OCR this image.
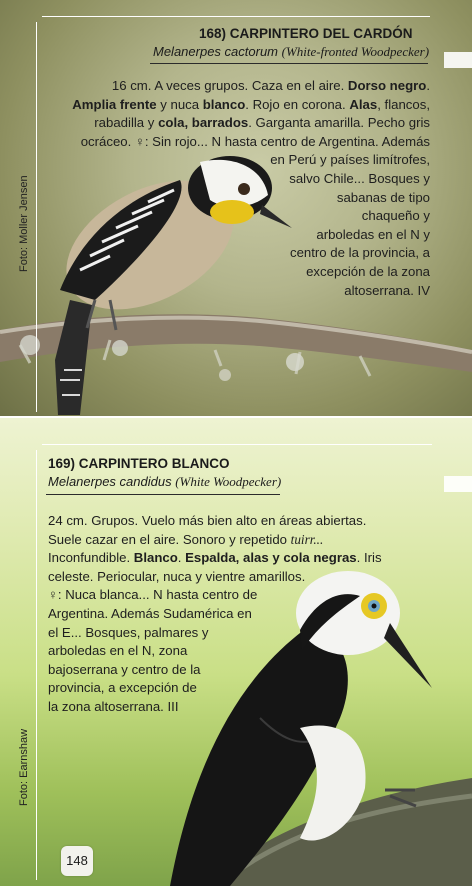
168) CARPINTERO DEL CARDÓN
Melanerpes cactorum (White-fronted Woodpecker)
16 cm. A veces grupos. Caza en el aire. Dorso negro.
Amplia frente y nuca blanco. Rojo en corona. Alas, flancos,
rabadilla y cola, barrados. Garganta amarilla. Pecho gris
ocráceo. ♀: Sin rojo... N hasta centro de Argentina. Además
en Perú y países limítrofes,
salvo Chile... Bosques y
sabanas de tipo
chaqueño y
arboledas en el N y
centro de la provincia, a
excepción de la zona
altoserrana. IV
Foto: Moller Jensen
169) CARPINTERO BLANCO
Melanerpes candidus (White Woodpecker)
Foto: Earnshaw
24 cm. Grupos. Vuelo más bien alto en áreas abiertas.
Suele cazar en el aire. Sonoro y repetido tuirr...
Inconfundible. Blanco. Espalda, alas y cola negras. Iris
celeste. Periocular, nuca y vientre amarillos.
♀: Nuca blanca... N hasta centro de
Argentina. Además Sudamérica en
el E... Bosques, palmares y
arboledas en el N, zona
bajoserrana y centro de la
provincia, a excepción de
la zona altoserrana. III
148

◆ Written exercise:
Omit the pictures, then output the rest of the listing exactly.

◆ The solution:
OCR this image.
168) CARPINTERO DEL CARDÓN
Melanerpes cactorum (White-fronted Woodpecker)
16 cm. A veces grupos. Caza en el aire. Dorso negro.
Amplia frente y nuca blanco. Rojo en corona. Alas, flancos,
rabadilla y cola, barrados. Garganta amarilla. Pecho gris
ocráceo. ♀: Sin rojo... N hasta centro de Argentina. Además
en Perú y países limítrofes,
salvo Chile... Bosques y
sabanas de tipo
chaqueño y
arboledas en el N y
centro de la provincia, a
excepción de la zona
altoserrana. IV
Foto: Moller Jensen
169) CARPINTERO BLANCO
Melanerpes candidus (White Woodpecker)
Foto: Earnshaw
24 cm. Grupos. Vuelo más bien alto en áreas abiertas.
Suele cazar en el aire. Sonoro y repetido tuirr...
Inconfundible. Blanco. Espalda, alas y cola negras. Iris
celeste. Periocular, nuca y vientre amarillos.
♀: Nuca blanca... N hasta centro de
Argentina. Además Sudamérica en
el E... Bosques, palmares y
arboledas en el N, zona
bajoserrana y centro de la
provincia, a excepción de
la zona altoserrana. III
148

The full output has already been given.